» **WHAT IS BEING ASKED**:
From the entries that follow, pick out all lines holding "Alexander".

-*-*-

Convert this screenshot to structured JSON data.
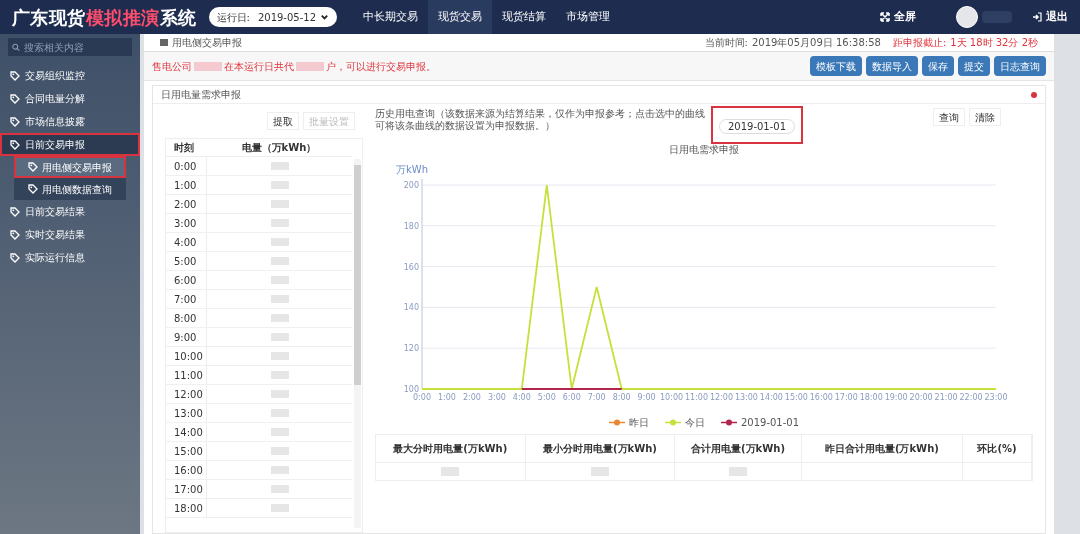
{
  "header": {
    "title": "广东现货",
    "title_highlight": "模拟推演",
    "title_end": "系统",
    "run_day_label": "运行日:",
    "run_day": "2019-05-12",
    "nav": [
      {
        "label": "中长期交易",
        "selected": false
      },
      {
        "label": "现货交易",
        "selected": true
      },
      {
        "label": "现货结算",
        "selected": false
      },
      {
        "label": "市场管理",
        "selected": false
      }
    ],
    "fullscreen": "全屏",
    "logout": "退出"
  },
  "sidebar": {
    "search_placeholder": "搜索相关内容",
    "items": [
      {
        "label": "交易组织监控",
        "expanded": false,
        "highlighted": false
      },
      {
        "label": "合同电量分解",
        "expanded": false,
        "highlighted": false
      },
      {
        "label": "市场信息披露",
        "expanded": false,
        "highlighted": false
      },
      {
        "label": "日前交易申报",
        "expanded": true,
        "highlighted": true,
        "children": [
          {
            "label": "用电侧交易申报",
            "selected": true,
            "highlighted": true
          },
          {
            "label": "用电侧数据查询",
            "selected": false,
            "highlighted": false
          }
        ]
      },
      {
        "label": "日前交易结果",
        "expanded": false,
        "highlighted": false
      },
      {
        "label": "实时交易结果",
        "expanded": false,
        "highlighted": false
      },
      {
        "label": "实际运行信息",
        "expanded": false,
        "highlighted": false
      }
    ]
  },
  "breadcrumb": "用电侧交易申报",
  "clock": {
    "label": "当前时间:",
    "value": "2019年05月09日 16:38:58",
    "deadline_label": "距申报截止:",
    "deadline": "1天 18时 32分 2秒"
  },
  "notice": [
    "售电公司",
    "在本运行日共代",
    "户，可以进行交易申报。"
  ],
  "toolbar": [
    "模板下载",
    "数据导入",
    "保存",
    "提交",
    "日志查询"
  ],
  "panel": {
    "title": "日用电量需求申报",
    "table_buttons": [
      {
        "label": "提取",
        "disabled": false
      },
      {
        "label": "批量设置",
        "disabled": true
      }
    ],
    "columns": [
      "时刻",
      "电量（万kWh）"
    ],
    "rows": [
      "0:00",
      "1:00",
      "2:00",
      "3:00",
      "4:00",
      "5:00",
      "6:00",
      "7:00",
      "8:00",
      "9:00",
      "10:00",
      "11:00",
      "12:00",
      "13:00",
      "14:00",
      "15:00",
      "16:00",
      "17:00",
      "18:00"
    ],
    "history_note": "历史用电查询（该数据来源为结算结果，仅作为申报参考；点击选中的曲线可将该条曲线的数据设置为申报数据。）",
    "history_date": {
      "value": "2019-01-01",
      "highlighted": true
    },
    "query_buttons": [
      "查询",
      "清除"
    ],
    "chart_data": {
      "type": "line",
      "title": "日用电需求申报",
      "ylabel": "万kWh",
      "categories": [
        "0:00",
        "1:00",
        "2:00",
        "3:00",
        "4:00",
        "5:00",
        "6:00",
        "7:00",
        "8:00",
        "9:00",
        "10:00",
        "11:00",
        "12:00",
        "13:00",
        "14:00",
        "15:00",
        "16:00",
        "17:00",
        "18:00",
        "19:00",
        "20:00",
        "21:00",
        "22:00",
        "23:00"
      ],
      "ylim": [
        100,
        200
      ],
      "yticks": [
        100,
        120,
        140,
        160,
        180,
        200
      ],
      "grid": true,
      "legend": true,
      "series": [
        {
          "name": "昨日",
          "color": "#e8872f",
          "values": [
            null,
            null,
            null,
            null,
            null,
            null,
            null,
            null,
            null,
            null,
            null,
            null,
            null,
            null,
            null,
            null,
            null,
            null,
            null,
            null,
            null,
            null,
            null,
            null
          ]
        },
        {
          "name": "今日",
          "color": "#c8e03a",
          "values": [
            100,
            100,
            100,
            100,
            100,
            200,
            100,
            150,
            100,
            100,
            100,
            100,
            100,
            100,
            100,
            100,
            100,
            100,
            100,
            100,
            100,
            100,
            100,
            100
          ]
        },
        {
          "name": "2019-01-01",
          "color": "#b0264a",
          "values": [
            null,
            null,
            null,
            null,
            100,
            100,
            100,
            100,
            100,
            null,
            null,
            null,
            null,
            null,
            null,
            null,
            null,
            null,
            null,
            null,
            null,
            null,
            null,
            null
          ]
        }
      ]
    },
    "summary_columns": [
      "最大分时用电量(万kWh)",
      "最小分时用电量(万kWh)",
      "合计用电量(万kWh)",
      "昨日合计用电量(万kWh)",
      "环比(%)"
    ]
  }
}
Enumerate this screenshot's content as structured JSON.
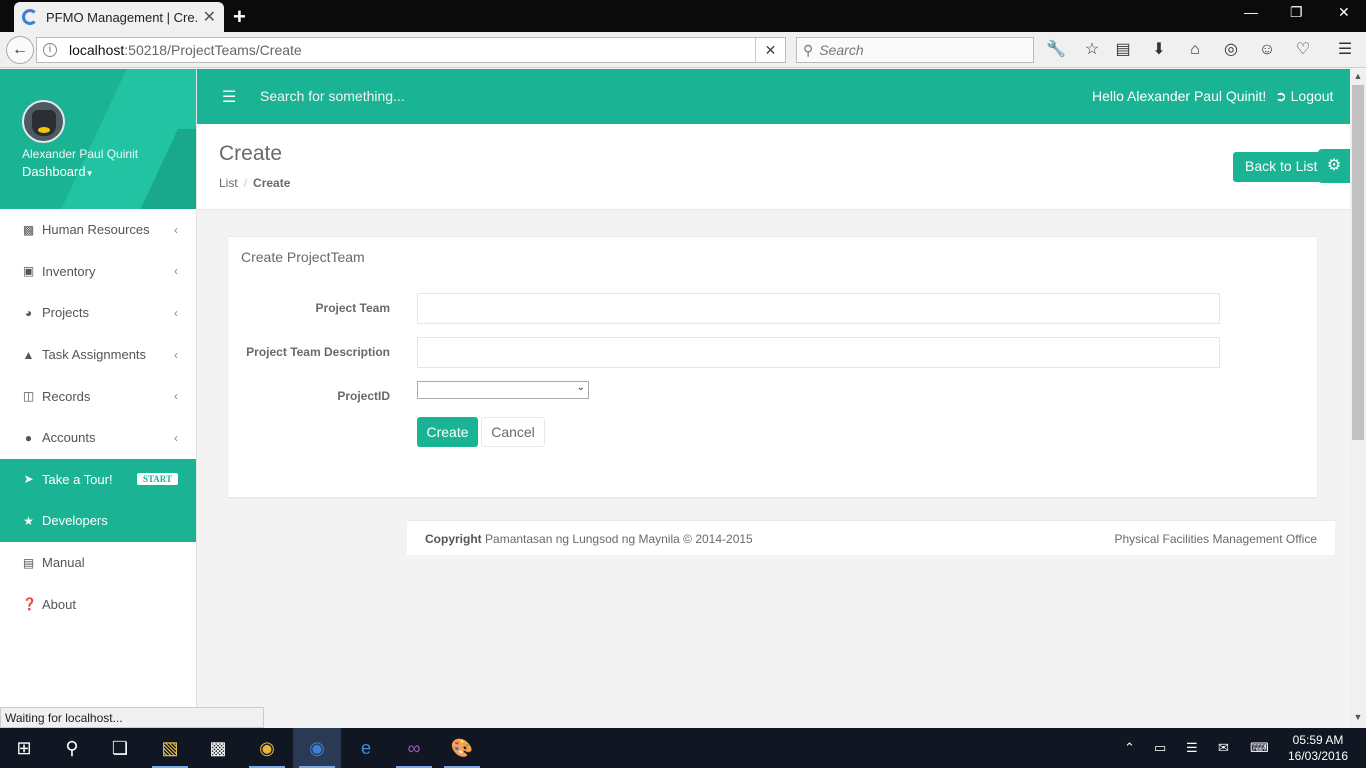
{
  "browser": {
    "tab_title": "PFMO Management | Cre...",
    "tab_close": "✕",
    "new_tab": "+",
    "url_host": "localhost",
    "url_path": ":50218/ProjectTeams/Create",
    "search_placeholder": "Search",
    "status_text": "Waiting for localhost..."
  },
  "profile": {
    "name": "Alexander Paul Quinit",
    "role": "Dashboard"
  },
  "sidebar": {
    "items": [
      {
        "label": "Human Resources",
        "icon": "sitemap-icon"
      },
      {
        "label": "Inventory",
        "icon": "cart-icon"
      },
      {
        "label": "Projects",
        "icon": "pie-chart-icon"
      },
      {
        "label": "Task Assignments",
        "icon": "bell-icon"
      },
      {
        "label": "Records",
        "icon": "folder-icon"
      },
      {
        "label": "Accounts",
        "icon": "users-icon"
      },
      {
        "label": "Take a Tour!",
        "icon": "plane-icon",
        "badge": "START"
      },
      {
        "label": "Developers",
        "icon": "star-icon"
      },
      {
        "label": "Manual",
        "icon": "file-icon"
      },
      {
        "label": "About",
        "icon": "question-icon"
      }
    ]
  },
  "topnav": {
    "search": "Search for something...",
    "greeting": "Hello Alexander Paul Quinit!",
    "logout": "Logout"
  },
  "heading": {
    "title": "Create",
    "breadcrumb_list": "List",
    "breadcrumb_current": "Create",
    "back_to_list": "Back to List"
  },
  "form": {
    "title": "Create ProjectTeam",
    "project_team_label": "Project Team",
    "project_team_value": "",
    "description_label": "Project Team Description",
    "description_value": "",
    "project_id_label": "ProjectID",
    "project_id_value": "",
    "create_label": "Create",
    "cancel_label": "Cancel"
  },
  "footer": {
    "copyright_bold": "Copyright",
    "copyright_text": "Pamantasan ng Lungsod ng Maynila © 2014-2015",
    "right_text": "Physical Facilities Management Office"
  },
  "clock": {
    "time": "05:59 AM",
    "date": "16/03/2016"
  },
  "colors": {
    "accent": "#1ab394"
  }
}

-*-*-

» **PROBLEM SOLUTION**:
    "name": "Alexander Paul Quinit",
    "greeting": "Hello Alexander Paul Quinit!",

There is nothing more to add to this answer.